→ TEXT SHOWN:
-=-=-=-=-

= Neumann boundary condition =

Mathematics

In mathematics, the Neumann (or second-type) boundary condition is a type of boundary condition, named after Carl Neumann.
When imposed on an ordinary or a partial differential equation, the condition specifies the values of the derivative applied at the boundary of the domain.

It is possible to describe the problem using other boundary conditions: a Dirichlet boundary condition specifies the values of the solution itself (as opposed to its derivative) on the boundary, whereas the Cauchy boundary condition, mixed boundary condition and Robin boundary condition are all different types of combinations of the Neumann and Dirichlet boundary conditions.

==Examples==

===ODE===
For an ordinary differential equation, for instance,

$y + y = 0,$

the Neumann boundary conditions on the interval [a,b] take the form

$y'(a)= \alpha, \quad y'(b) = \beta,$

where α and β are given numbers.

-=-=-=-=-

→ EXTRACTED MATERIAL:
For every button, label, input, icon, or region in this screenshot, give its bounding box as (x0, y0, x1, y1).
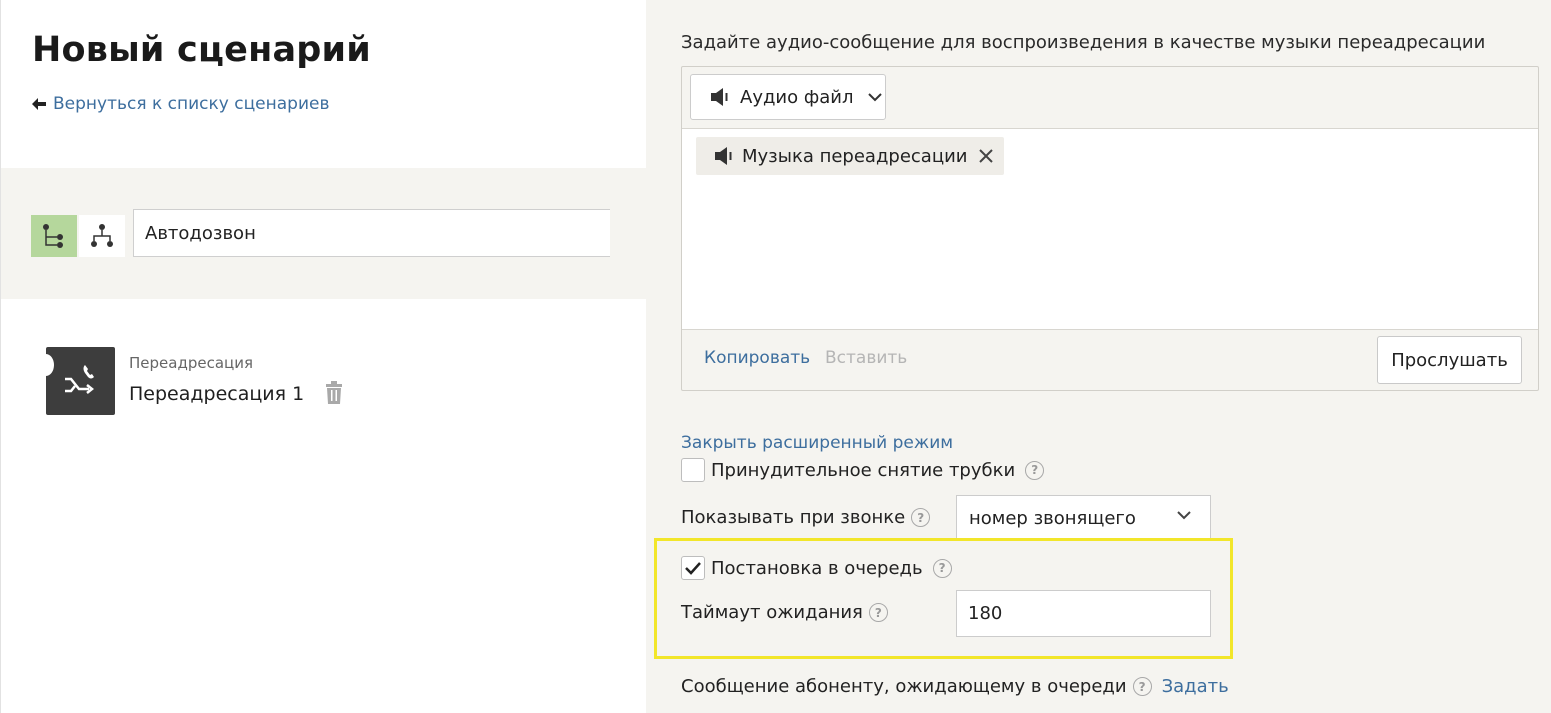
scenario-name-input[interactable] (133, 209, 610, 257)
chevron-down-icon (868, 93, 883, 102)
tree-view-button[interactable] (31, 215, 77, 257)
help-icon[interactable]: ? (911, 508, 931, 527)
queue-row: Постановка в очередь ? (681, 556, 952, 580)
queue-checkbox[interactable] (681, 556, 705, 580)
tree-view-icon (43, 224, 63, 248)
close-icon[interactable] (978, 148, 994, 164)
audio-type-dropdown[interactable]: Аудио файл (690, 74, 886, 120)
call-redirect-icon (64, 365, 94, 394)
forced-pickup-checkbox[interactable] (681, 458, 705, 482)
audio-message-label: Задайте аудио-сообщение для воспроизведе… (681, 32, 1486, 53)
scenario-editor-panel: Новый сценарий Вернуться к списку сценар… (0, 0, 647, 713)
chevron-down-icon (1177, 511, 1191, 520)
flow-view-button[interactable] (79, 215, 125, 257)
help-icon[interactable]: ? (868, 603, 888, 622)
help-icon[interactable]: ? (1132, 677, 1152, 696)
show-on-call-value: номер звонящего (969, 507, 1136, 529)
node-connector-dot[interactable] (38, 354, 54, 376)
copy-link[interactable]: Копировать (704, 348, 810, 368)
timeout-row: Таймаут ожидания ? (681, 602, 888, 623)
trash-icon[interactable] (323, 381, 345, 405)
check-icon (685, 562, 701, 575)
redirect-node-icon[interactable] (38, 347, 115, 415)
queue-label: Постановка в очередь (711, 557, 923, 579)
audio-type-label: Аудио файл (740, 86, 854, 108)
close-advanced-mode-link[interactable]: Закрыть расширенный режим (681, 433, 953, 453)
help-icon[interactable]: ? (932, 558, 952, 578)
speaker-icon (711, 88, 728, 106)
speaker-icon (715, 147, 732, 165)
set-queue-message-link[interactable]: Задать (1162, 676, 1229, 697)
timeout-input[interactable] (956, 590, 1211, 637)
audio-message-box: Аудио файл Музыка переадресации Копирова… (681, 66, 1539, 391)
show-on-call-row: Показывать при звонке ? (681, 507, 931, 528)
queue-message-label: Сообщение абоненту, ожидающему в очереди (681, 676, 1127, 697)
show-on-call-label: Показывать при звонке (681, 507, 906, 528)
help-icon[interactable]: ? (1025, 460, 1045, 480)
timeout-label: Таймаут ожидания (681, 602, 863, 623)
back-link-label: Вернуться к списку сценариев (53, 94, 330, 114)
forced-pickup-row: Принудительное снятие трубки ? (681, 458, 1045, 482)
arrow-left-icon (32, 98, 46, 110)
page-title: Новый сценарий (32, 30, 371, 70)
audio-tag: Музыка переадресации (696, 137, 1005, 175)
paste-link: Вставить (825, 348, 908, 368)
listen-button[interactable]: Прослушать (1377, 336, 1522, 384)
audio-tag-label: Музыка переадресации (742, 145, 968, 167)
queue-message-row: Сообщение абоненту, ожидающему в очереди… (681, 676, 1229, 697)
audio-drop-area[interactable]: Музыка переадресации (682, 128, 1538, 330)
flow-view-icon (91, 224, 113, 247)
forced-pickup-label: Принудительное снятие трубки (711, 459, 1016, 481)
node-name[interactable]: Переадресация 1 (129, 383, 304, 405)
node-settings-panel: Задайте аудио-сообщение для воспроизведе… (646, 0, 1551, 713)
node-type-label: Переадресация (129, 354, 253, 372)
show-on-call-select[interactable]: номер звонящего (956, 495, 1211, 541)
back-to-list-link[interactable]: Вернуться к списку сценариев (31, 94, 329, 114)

-=-=-=-=-

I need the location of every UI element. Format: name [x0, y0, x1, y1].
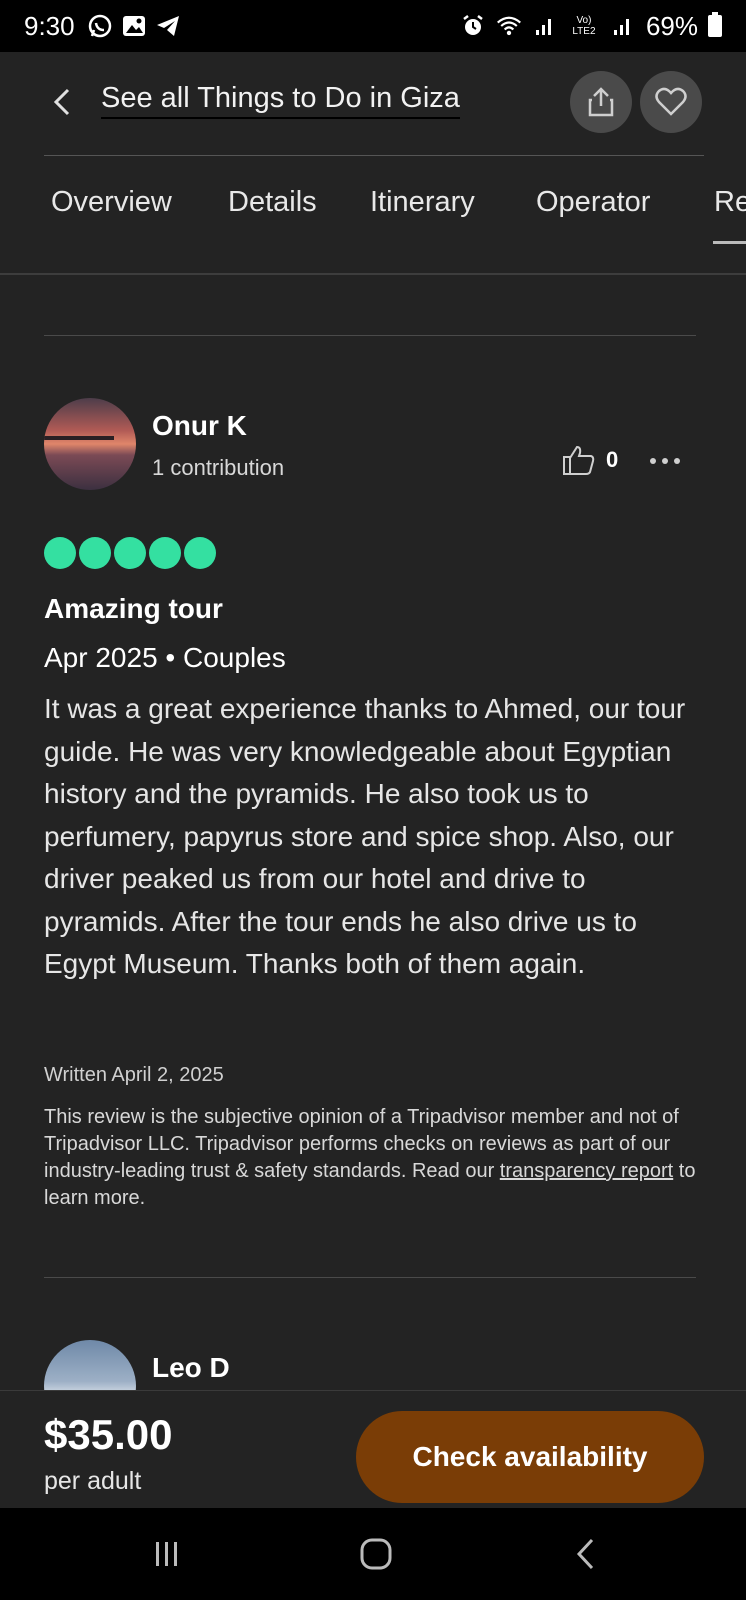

-=-=-=-=-

→ INSTRUCTIONS FOR THE TASK: Resume the Neumann boundary condition text, picking up right after its last sentence. The entries here were taken from a different source than the text.

→ ANSWER TO THE TASK:
===PDE===

For a partial differential equation, for instance,

$\nabla^2 y + y = 0,$

where ∇^{2} denotes the Laplace operator, the Neumann boundary conditions on a domain Ω ⊂ R^{n} take the form

$\frac{\partial y}{\partial \mathbf{n}}(\mathbf{x}) = f(\mathbf{x}) \quad \forall \mathbf{x} \in \partial \Omega,$

where the left hand side is called the normal derivative, and is defined as the inner product of the gradient vector of y(x), ∇y(x), and the (typically exterior) unit normal to the boundary ∂Ω
$\frac{\partial y}{\partial \mathbf{n}}(\mathbf{x}) = \nabla y(\mathbf{x}) \cdot \mathbf{\hat{n}}(\mathbf{x}),$
and f is a given scalar function.

It becomes clear that the boundary must be sufficiently smooth such that the normal derivative can exist, since, for example, at corner points on the boundary the normal vector is not well defined.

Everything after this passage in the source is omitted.